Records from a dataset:
◆ ◆ ◆

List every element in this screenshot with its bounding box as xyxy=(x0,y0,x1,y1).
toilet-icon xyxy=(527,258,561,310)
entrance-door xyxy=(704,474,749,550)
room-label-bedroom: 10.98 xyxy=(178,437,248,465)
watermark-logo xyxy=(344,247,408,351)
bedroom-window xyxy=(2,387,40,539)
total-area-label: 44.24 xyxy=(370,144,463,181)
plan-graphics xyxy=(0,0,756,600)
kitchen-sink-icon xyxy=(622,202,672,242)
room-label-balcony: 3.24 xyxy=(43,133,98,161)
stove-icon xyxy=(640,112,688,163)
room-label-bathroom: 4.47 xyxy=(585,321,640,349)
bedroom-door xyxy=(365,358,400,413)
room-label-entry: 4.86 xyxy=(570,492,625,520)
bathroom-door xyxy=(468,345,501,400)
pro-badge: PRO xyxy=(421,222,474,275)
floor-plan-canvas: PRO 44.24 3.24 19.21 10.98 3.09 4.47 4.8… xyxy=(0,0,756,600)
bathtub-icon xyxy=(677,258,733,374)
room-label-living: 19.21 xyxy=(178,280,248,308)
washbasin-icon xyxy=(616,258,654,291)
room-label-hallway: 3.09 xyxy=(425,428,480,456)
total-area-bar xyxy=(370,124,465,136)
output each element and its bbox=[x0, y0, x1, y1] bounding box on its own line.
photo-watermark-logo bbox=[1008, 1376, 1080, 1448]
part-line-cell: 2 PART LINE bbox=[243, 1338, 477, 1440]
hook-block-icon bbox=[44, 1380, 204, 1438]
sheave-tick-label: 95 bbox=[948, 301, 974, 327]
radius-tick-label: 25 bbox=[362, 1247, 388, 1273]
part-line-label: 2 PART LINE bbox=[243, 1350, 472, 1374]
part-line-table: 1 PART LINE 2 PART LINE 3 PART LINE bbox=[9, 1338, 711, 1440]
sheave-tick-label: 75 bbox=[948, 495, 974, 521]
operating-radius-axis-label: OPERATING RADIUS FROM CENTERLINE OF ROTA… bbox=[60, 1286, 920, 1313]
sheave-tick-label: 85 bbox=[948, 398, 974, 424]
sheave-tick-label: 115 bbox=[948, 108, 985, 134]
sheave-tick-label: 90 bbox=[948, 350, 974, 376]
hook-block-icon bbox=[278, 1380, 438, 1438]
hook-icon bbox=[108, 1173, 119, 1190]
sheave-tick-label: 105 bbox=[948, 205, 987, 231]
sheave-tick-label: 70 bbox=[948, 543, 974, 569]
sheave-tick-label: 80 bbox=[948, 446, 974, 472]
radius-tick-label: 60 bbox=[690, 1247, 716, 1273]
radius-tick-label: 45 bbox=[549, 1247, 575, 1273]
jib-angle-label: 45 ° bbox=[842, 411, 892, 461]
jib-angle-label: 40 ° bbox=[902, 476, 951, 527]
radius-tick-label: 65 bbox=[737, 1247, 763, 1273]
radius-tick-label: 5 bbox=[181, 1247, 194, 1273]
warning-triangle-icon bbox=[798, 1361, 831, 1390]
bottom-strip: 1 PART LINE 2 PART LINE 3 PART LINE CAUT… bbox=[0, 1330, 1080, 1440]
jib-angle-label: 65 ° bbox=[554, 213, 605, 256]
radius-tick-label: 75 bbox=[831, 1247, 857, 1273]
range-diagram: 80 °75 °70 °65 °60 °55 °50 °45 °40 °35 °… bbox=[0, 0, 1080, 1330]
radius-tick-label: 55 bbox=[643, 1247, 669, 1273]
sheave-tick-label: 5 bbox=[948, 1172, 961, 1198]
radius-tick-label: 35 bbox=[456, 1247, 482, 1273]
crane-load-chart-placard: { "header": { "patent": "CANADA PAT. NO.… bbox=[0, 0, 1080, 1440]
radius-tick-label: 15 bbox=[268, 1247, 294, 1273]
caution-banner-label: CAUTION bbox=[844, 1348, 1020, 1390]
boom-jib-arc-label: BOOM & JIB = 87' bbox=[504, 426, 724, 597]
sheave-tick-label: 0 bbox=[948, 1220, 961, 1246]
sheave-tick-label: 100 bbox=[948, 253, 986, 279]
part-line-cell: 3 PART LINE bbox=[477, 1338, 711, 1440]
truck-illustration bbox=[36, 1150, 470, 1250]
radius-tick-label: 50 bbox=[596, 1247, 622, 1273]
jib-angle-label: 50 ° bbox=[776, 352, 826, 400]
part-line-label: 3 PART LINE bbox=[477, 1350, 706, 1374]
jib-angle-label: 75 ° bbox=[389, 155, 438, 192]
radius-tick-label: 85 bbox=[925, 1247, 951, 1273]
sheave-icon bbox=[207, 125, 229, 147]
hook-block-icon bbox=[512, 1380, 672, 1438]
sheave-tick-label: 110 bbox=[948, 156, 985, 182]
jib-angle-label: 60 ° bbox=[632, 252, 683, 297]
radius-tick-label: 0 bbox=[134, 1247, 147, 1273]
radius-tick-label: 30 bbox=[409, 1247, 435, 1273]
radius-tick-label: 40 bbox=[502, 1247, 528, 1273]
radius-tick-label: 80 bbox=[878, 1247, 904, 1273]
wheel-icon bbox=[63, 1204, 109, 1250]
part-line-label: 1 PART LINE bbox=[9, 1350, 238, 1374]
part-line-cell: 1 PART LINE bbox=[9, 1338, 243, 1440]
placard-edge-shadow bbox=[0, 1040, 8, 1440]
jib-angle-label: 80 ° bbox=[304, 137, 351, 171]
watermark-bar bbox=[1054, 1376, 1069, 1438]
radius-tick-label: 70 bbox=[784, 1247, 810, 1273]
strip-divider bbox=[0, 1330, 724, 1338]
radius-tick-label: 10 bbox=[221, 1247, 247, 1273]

◆ ◆ ◆

### WORK TO DO
Write out all the items above again, switching every "hook-block-icon" to "pulley-block-icon" and leaving everything else unchanged.

### THE REPLY
List every element in this screenshot with its bounding box as xyxy=(x0,y0,x1,y1).
toilet-icon xyxy=(527,258,561,310)
entrance-door xyxy=(704,474,749,550)
room-label-bedroom: 10.98 xyxy=(178,437,248,465)
watermark-logo xyxy=(344,247,408,351)
bedroom-window xyxy=(2,387,40,539)
total-area-label: 44.24 xyxy=(370,144,463,181)
plan-graphics xyxy=(0,0,756,600)
kitchen-sink-icon xyxy=(622,202,672,242)
room-label-balcony: 3.24 xyxy=(43,133,98,161)
stove-icon xyxy=(640,112,688,163)
room-label-bathroom: 4.47 xyxy=(585,321,640,349)
bedroom-door xyxy=(365,358,400,413)
room-label-entry: 4.86 xyxy=(570,492,625,520)
bathroom-door xyxy=(468,345,501,400)
pro-badge: PRO xyxy=(421,222,474,275)
floor-plan-canvas: PRO 44.24 3.24 19.21 10.98 3.09 4.47 4.8… xyxy=(0,0,756,600)
bathtub-icon xyxy=(677,258,733,374)
room-label-living: 19.21 xyxy=(178,280,248,308)
washbasin-icon xyxy=(616,258,654,291)
room-label-hallway: 3.09 xyxy=(425,428,480,456)
total-area-bar xyxy=(370,124,465,136)
output each element and its bbox=[x0, y0, x1, y1] bounding box on its own line.
photo-watermark-logo bbox=[1008, 1376, 1080, 1448]
part-line-cell: 2 PART LINE bbox=[243, 1338, 477, 1440]
pulley-block-icon bbox=[44, 1380, 204, 1438]
sheave-tick-label: 95 bbox=[948, 301, 974, 327]
radius-tick-label: 25 bbox=[362, 1247, 388, 1273]
part-line-label: 2 PART LINE bbox=[243, 1350, 472, 1374]
part-line-table: 1 PART LINE 2 PART LINE 3 PART LINE bbox=[9, 1338, 711, 1440]
sheave-tick-label: 75 bbox=[948, 495, 974, 521]
operating-radius-axis-label: OPERATING RADIUS FROM CENTERLINE OF ROTA… bbox=[60, 1286, 920, 1313]
sheave-tick-label: 85 bbox=[948, 398, 974, 424]
sheave-tick-label: 115 bbox=[948, 108, 985, 134]
sheave-tick-label: 90 bbox=[948, 350, 974, 376]
pulley-block-icon bbox=[278, 1380, 438, 1438]
hook-icon bbox=[108, 1173, 119, 1190]
sheave-tick-label: 105 bbox=[948, 205, 987, 231]
sheave-tick-label: 70 bbox=[948, 543, 974, 569]
sheave-tick-label: 80 bbox=[948, 446, 974, 472]
radius-tick-label: 60 bbox=[690, 1247, 716, 1273]
radius-tick-label: 45 bbox=[549, 1247, 575, 1273]
jib-angle-label: 45 ° bbox=[842, 411, 892, 461]
jib-angle-label: 40 ° bbox=[902, 476, 951, 527]
radius-tick-label: 65 bbox=[737, 1247, 763, 1273]
radius-tick-label: 5 bbox=[181, 1247, 194, 1273]
warning-triangle-icon bbox=[798, 1361, 831, 1390]
bottom-strip: 1 PART LINE 2 PART LINE 3 PART LINE CAUT… bbox=[0, 1330, 1080, 1440]
jib-angle-label: 65 ° bbox=[554, 213, 605, 256]
radius-tick-label: 75 bbox=[831, 1247, 857, 1273]
range-diagram: 80 °75 °70 °65 °60 °55 °50 °45 °40 °35 °… bbox=[0, 0, 1080, 1330]
radius-tick-label: 55 bbox=[643, 1247, 669, 1273]
sheave-tick-label: 5 bbox=[948, 1172, 961, 1198]
radius-tick-label: 35 bbox=[456, 1247, 482, 1273]
crane-load-chart-placard: { "header": { "patent": "CANADA PAT. NO.… bbox=[0, 0, 1080, 1440]
radius-tick-label: 15 bbox=[268, 1247, 294, 1273]
caution-banner-label: CAUTION bbox=[844, 1348, 1020, 1390]
boom-jib-arc-label: BOOM & JIB = 87' bbox=[504, 426, 724, 597]
sheave-tick-label: 0 bbox=[948, 1220, 961, 1246]
sheave-tick-label: 100 bbox=[948, 253, 986, 279]
part-line-cell: 3 PART LINE bbox=[477, 1338, 711, 1440]
truck-illustration bbox=[36, 1150, 470, 1250]
radius-tick-label: 50 bbox=[596, 1247, 622, 1273]
jib-angle-label: 50 ° bbox=[776, 352, 826, 400]
part-line-label: 3 PART LINE bbox=[477, 1350, 706, 1374]
jib-angle-label: 75 ° bbox=[389, 155, 438, 192]
radius-tick-label: 85 bbox=[925, 1247, 951, 1273]
sheave-icon bbox=[207, 125, 229, 147]
pulley-block-icon bbox=[512, 1380, 672, 1438]
sheave-tick-label: 110 bbox=[948, 156, 985, 182]
jib-angle-label: 60 ° bbox=[632, 252, 683, 297]
radius-tick-label: 0 bbox=[134, 1247, 147, 1273]
radius-tick-label: 30 bbox=[409, 1247, 435, 1273]
radius-tick-label: 40 bbox=[502, 1247, 528, 1273]
radius-tick-label: 80 bbox=[878, 1247, 904, 1273]
wheel-icon bbox=[63, 1204, 109, 1250]
part-line-label: 1 PART LINE bbox=[9, 1350, 238, 1374]
part-line-cell: 1 PART LINE bbox=[9, 1338, 243, 1440]
placard-edge-shadow bbox=[0, 1040, 8, 1440]
jib-angle-label: 80 ° bbox=[304, 137, 351, 171]
watermark-bar bbox=[1054, 1376, 1069, 1438]
radius-tick-label: 70 bbox=[784, 1247, 810, 1273]
strip-divider bbox=[0, 1330, 724, 1338]
radius-tick-label: 10 bbox=[221, 1247, 247, 1273]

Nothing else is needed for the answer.